EXCERPT:
His Marathon career may be less than a year old, but Ryan Hall is already being hailed as the man of the future, and not just by the entranced running fraternity of the United States.
The 25-year-old American was handed the ultimate accolade this afternoon by no-less a marathoner than the Olympic champion Stefano Baldini as the two discussed their prospects of upsetting a phalanx of fast and furiously talented Africans in this Sunday’s Flora London Marathon.
It was just 12 months ago that Hall, a young, Marathon virgin, was lapping up the atmosphere before his debut race at the 2007 London Marathon.
“We were signing autographs,” remembered Hall, who had just become the fastest non-African half-marathoner of all time but otherwise was little known outside his native US. “I kept asking Stefano about his training. I was so keen to learn from these guys.”
He must have learned quickly. While Baldini was forced to drop out of last year’s race, Hall produced the fastest debut ever by an American, 2:08:24, to finish seventh and went on to win the US Olympic Trials in New York last November, running a highly-impressive 2:09:02 on a cold, windy day across the undulating terrain of Central Park.
A year later, Hall is no longer unknown and with those two Marathon displays behind him is already being tipped as a possible successor to the veteran Italian champion at the Olympic Games in Beijing this summer.
“Maybe I shouldn’t have been giving him advice,” said the smiling Baldini as he was reminded of the incident. ”I watched the New York race on TV and was very excited about his performance in the last two or three kilometres.
“I was smiling, thinking, here is an athlete who can win a lot of medals because he can read a race and react. He’s the future.”

TASKS FOR THIS EXERCISE:
- A) Answer these questions about the Ryan Hall article, each on its own line marked the same way:
(i) How old is Hall?
(ii) What was Hall's time in his debut at the 2007 London Marathon, and in what place did he finish?
(iii) What time did Hall run to win the US Olympic Trials?
- B) Render the lines of the listing as a JSON list of strings, one string per line and no blank lines, starting at the line that contains "- verse-line: Knocked" and ending at the line that contains "- verse-line: Of".

DATA ENTRIES:

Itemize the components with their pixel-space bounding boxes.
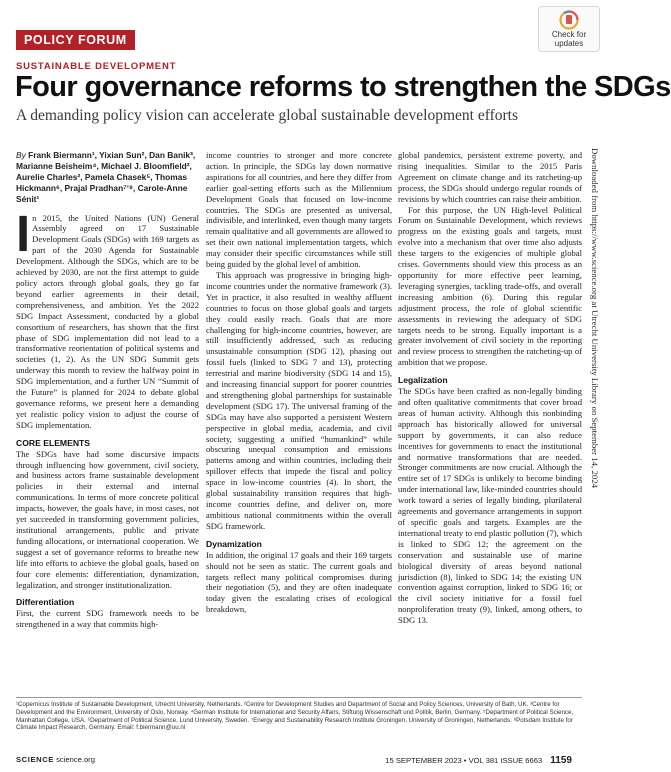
paragraph-c2-2: This approach was progressive in bringing high-income countries under the normative framework (3). Yet in practice, it also resulted in wealthy affluent countries to focus on those global goals and targets they could easily reach. Goals that are more challenging for high-income countries, however, are still insufficiently addressed, such as reducing unsustainable consumption (SDG 12), phasing out fossil fuels (linked to SDG 7 and 13), protecting terrestrial and marine biodiversity (SDG 14 and 15), and increasing financial support for poorer countries and strengthening global partnerships for sustainable development (SDG 17). The universal framing of the SDGs may have also supported a persistent Western perspective in global media, academia, and civil society, suggesting a unified “humankind” while obscuring unequal consumption and emissions patterns among and within countries, including their spillover effects that impede the fiscal and policy space in low-income countries (4). In short, the global sustainability transition requires that high-income countries define, and deliver on, more ambitious national commitments within the overall SDG framework. [206, 269, 392, 531]
check-for-updates-button[interactable] [538, 6, 600, 52]
download-stamp [586, 148, 600, 583]
paragraph-core: The SDGs have had some discursive impacts through influencing how government, civil society, and business actors frame sustainable development policies in their external and internal communications. In terms of more concrete political impacts, however, the goals have, in most cases, not yet succeeded in transforming government policies, institutional arrangements, public and private funding allocations, or international cooperation. We suggest a set of governance reforms to breathe new life into efforts to achieve the global goals, based on four core elements: differentiation, dynamization, legalization, and stronger institutionalization. [16, 448, 199, 590]
section-label: SUSTAINABLE DEVELOPMENT [16, 61, 177, 72]
heading-differentiation: Differentiation [16, 597, 75, 608]
check-updates-label-1: Check for [551, 30, 587, 39]
paragraph-dynamization: In addition, the original 17 goals and their 169 targets should not be seen as static. The current goals and targets reflect many political compromises during their negotiation (5), and they are often inadequate today given the escalating crises of ecological breakdown, [206, 549, 392, 615]
heading-core-elements: CORE ELEMENTS [16, 437, 91, 448]
paragraph-legalization: The SDGs have been crafted as non-legally binding and often qualitative commitments that cover broad areas of human activity. Although this nonbinding approach has historically allowed for universal support by governments, it can also reduce incentives for governments to enact the institutional and normative transformations that are needed. Stronger commitments are now crucial. Although the entire set of 17 SDGs is unlikely to become binding under international law, like-minded countries should work toward a series of legally binding, plurilateral agreements and governance arrangements in support of specific goals and targets. Examples are the international treaty to end plastic pollution (7), which is linked to SDG 12; the agreement on the conservation and sustainable use of marine biological diversity of areas beyond national jurisdiction (8), linked to SDG 14; the existing UN convention against corruption, linked to SDG 16; or the civil society initiative for a fossil fuel nonproliferation treaty (9), linked, among others, to SDG 13. [398, 386, 582, 626]
lead-text: n 2015, the United Nations (UN) General Assembly agreed on 17 Sustainable Development Goals (SDGs) with 169 targets as part of the 2030 Agenda for Sustainable Development. Although the SDGs, which are to be achieved by 2030, are not the first attempt to guide policy actors through global goals, they go far beyond earlier agreements in their detail, comprehensiveness, and ambition. Yet the 2022 SDG Impact Assessment, conducted by a global consortium of researchers, has shown that the first phase of SDG implementation did not lead to a transformative reorientation of political systems and societies (1, 2). As the UN SDG Summit gets underway this month to review the halfway point in SDG implementation, and a further UN “Summit of the Future” is planned for 2024 to debate global governance reforms, we present here a demanding yet realistic policy vision to adjust the course of SDG implementation. [16, 212, 199, 430]
footer-issue [385, 755, 572, 766]
paragraph-differentiation: First, the current SDG framework needs to be strengthened in a way that commits high- [16, 608, 199, 630]
heading-dynamization: Dynamization [206, 538, 262, 549]
affiliations-footnote: ¹Copernicus Institute of Sustainable Development, Utrecht University, Netherlands. ²Centre for Development Studies and Department of Social and Policy Sciences, University of Bath, UK. ³Centre for Development and the Environment, University of Oslo, Norway. ⁴German Institute for International and Security Affairs, Stiftung Wissenschaft und Politik, Berlin, Germany. ⁵Department of Political Science, Manhattan College, USA. ⁶Department of Political Science, Lund University, Sweden. ⁷Energy and Sustainability Research Institute Groningen, University of Groningen, Netherlands. ⁸Potsdam Institute for Climate Impact Research, Germany. Email: f.biermann@uu.nl [16, 701, 574, 732]
paragraph-c3-2: For this purpose, the UN High-level Political Forum on Sustainable Development, which reviews progress on the existing goals and targets, must evolve into a mechanism that over time also adjusts these targets to the exigencies of multiple global crises. Governments should view this process as an opportunity for more effective peer learning, leveraging synergies, tackling trade-offs, and overall increasing ambition (6). During this regular adjustment process, the role of global scientific assessments in reviewing the adequacy of SDG targets needs to be strong. Equally important is a greater involvement of civil society in the reporting and review process to strengthen the ratcheting-up of ambition that we propose. [398, 204, 582, 368]
article-title: Four governance reforms to strengthen the SDGs [15, 71, 671, 103]
column-3 [398, 150, 582, 626]
page-number: 1159 [550, 755, 572, 766]
column-1 [16, 150, 199, 630]
column-2 [206, 150, 392, 615]
download-stamp-text: Downloaded from https://www.science.org at Utrecht University Library on September 14, 2024 [590, 148, 600, 489]
section-badge: POLICY FORUM [16, 30, 135, 50]
check-updates-icon [559, 10, 579, 30]
footnote-divider [16, 697, 582, 698]
issue-info: 15 SEPTEMBER 2023 • VOL 381 ISSUE 6663 [385, 756, 543, 765]
journal-name: SCIENCE [16, 755, 54, 764]
footer-journal [16, 755, 95, 764]
paragraph-c2-1: income countries to stronger and more concrete action. In principle, the SDGs lay down normative aspirations for all countries, and here they differ from earlier goal-setting efforts such as the Millennium Development Goals that focused on low-income countries. The SDGs are presented as universal, indivisible, and interlinked, even though many targets remain qualitative and all governments are allowed to set their own national implementation targets, which may consider their specific circumstances while still being guided by the global level of ambition. [206, 150, 392, 270]
lead-paragraph [16, 204, 199, 431]
article-subtitle: A demanding policy vision can accelerate global sustainable development efforts [16, 107, 519, 124]
paragraph-c3-1: global pandemics, persistent extreme poverty, and rising inequalities. Similar to the 2015 Paris Agreement on climate change and its ratcheting-up process, the SDGs should undergo regular rounds of revisions by which countries can raise their ambition. [398, 150, 582, 204]
author-by: By [16, 150, 26, 160]
author-list [16, 150, 199, 205]
heading-legalization: Legalization [398, 375, 448, 386]
journal-site: science.org [56, 755, 95, 764]
author-names: Frank Biermann¹, Yixian Sun², Dan Banik³, Marianne Beisheim⁴, Michael J. Bloomfield², Aurelie Charles², Pamela Chasek⁵, Thomas Hickmann⁶, Prajal Pradhan⁷ʼ⁸, Carole-Anne Sénit¹ [16, 150, 196, 204]
check-updates-label-2: updates [554, 39, 584, 48]
drop-cap: I [16, 204, 31, 262]
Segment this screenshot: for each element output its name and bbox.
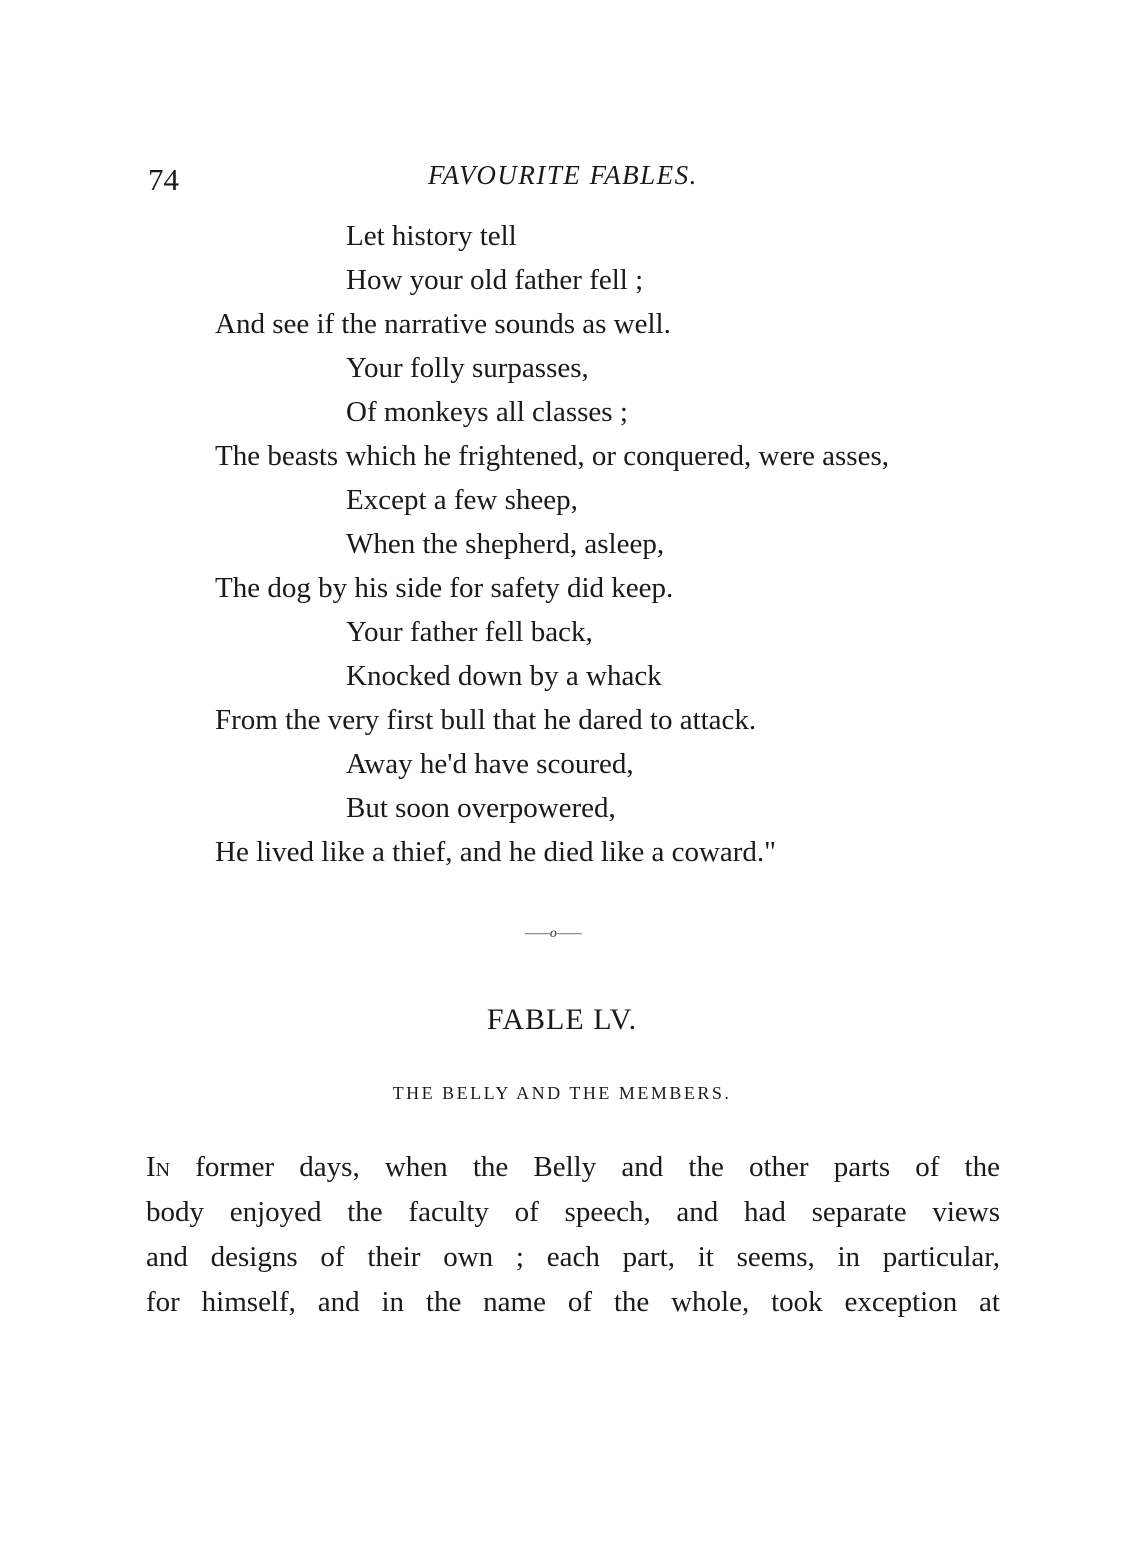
- verse-line: Knocked down by a whack: [346, 660, 662, 692]
- running-title: FAVOURITE FABLES.: [428, 160, 698, 190]
- section-divider: ——o——: [525, 926, 582, 941]
- fable-subtitle: THE BELLY AND THE MEMBERS.: [392, 1083, 732, 1103]
- verse-line: Your father fell back,: [346, 616, 593, 648]
- prose-line: body enjoyed the faculty of speech, and had separate views: [146, 1196, 1000, 1228]
- verse-line: Of monkeys all classes ;: [346, 396, 628, 428]
- verse-line: But soon overpowered,: [346, 792, 616, 824]
- page-number: 74: [148, 162, 179, 197]
- verse-line: Except a few sheep,: [346, 484, 578, 516]
- fable-title: FABLE LV.: [486, 1003, 638, 1036]
- prose-line: [146, 1151, 1000, 1196]
- verse-line: Let history tell: [346, 220, 517, 252]
- prose-line: and designs of their own ; each part, it seems, in particular,: [146, 1241, 1000, 1273]
- prose-line: for himself, and in the name of the whole, took exception at: [146, 1286, 1000, 1318]
- verse-line: And see if the narrative sounds as well.: [215, 308, 671, 340]
- verse-line: Away he'd have scoured,: [346, 748, 634, 780]
- prose-line-text: former days, when the Belly and the other parts of the: [170, 1151, 1000, 1183]
- verse-line: The beasts which he frightened, or conquered, were asses,: [215, 440, 889, 472]
- fable-body: [146, 1151, 1000, 1331]
- verse-line: When the shepherd, asleep,: [346, 528, 665, 560]
- verse-line: The dog by his side for safety did keep.: [215, 572, 674, 604]
- verse-line: From the very first bull that he dared to attack.: [215, 704, 757, 736]
- opening-word: In: [146, 1151, 171, 1183]
- verse-line: He lived like a thief, and he died like a coward.": [215, 836, 777, 868]
- verse-line: Your folly surpasses,: [346, 352, 589, 384]
- verse-line: How your old father fell ;: [346, 264, 644, 296]
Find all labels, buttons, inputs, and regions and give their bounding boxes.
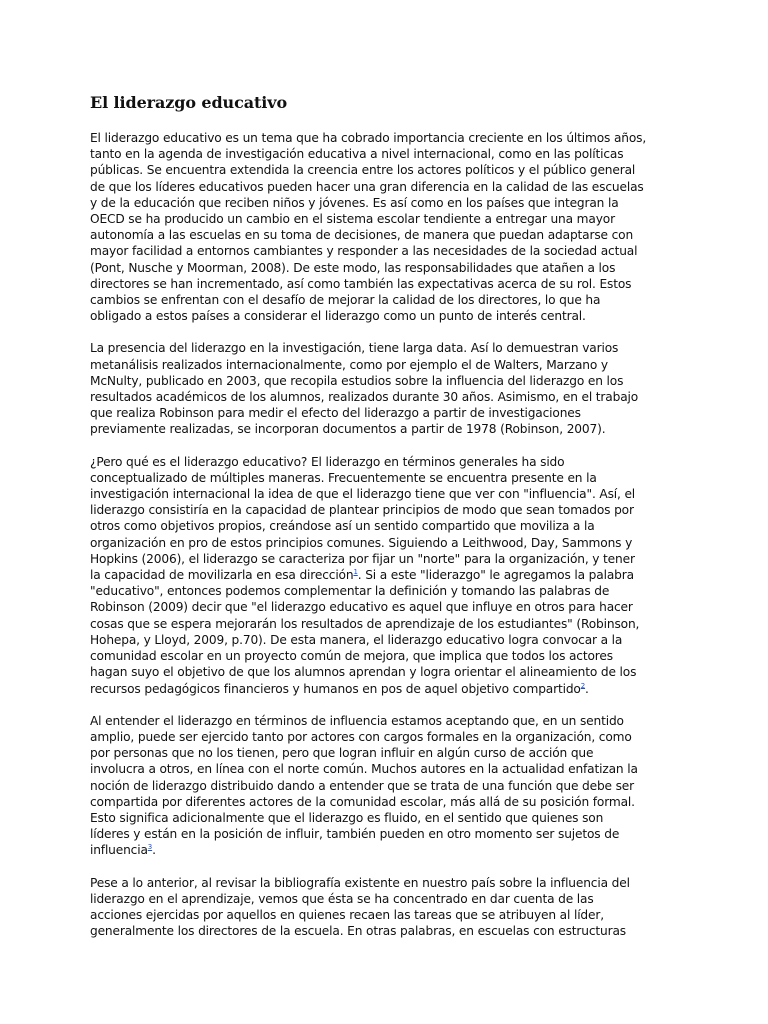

OUTPUTS IN ORDER:
- A)
(i) 25
(ii) 2:08:24, seventh place
(iii) 2:09:02

- B)
[
  "- verse-line: Knocked down by a whack: [346, 660, 662, 692]",
  "- running-title: FAVOURITE FABLES.: [428, 160, 698, 190]",
  "- section-divider: ——o——: [525, 926, 582, 941]",
  "- fable-subtitle: THE BELLY AND THE MEMBERS.: [392, 1083, 732, 1103]",
  "- verse-line: Your father fell back,: [346, 616, 593, 648]",
  "- prose-line: body enjoyed the faculty of speech, and had separate views: [146, 1196, 1000, 1228]",
  "- verse-line: Of monkeys all classes ;: [346, 396, 628, 428]"
]